WHAT YOU WILL DO:
Copy every line of the entries that includes the word "服务承诺".

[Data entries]
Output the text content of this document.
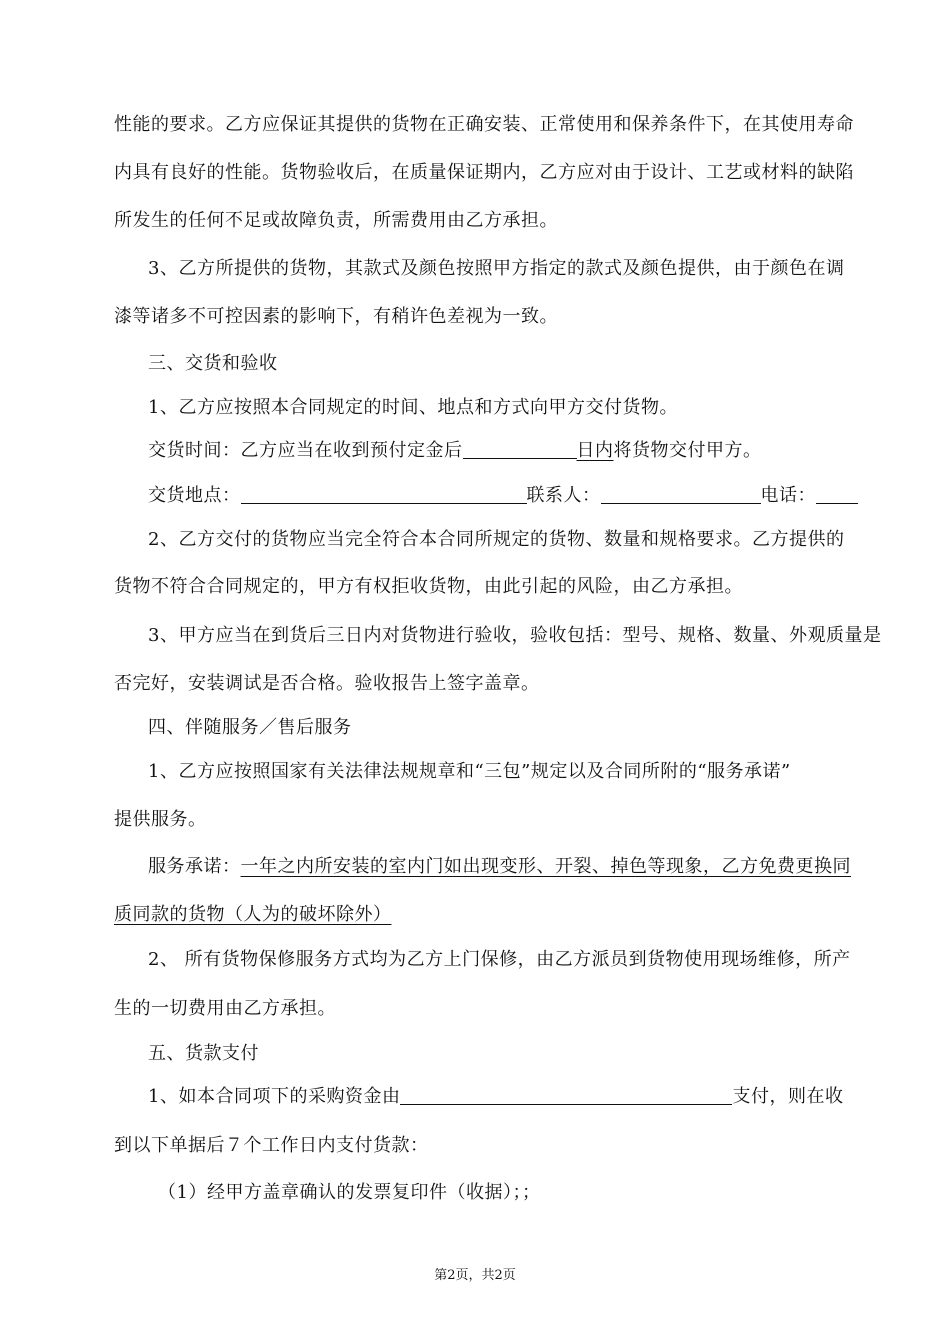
性能的要求。乙方应保证其提供的货物在正确安装、正常使用和保养条件下，在其使用寿命
内具有良好的性能。货物验收后，在质量保证期内，乙方应对由于设计、工艺或材料的缺陷
所发生的任何不足或故障负责，所需费用由乙方承担。
3、乙方所提供的货物，其款式及颜色按照甲方指定的款式及颜色提供，由于颜色在调
漆等诸多不可控因素的影响下，有稍许色差视为一致。
三、交货和验收
1、乙方应按照本合同规定的时间、地点和方式向甲方交付货物。
交货时间：乙方应当在收到预付定金后	日内将货物交付甲方。
交货地点：	联系人：	电话：
2、乙方交付的货物应当完全符合本合同所规定的货物、数量和规格要求。乙方提供的
货物不符合合同规定的，甲方有权拒收货物，由此引起的风险，由乙方承担。
3、甲方应当在到货后三日内对货物进行验收，验收包括：型号、规格、数量、外观质量是
否完好，安装调试是否合格。验收报告上签字盖章。
四、伴随服务／售后服务
1、乙方应按照国家有关法律法规规章和“三包”规定以及合同所附的“服务承诺”
提供服务。
服务承诺：一年之内所安装的室内门如出现变形、开裂、掉色等现象，乙方免费更换同
质同款的货物（人为的破坏除外）
2、 所有货物保修服务方式均为乙方上门保修，由乙方派员到货物使用现场维修，所产
生的一切费用由乙方承担。
五、货款支付
1、如本合同项下的采购资金由	支付，则在收
到以下单据后７个工作日内支付货款：
（1）经甲方盖章确认的发票复印件（收据）；；
第2页，共2页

FINISHED TASK:
1、乙方应按照国家有关法律法规规章和“三包”规定以及合同所附的“服务承诺”
服务承诺：一年之内所安装的室内门如出现变形、开裂、掉色等现象，乙方免费更换同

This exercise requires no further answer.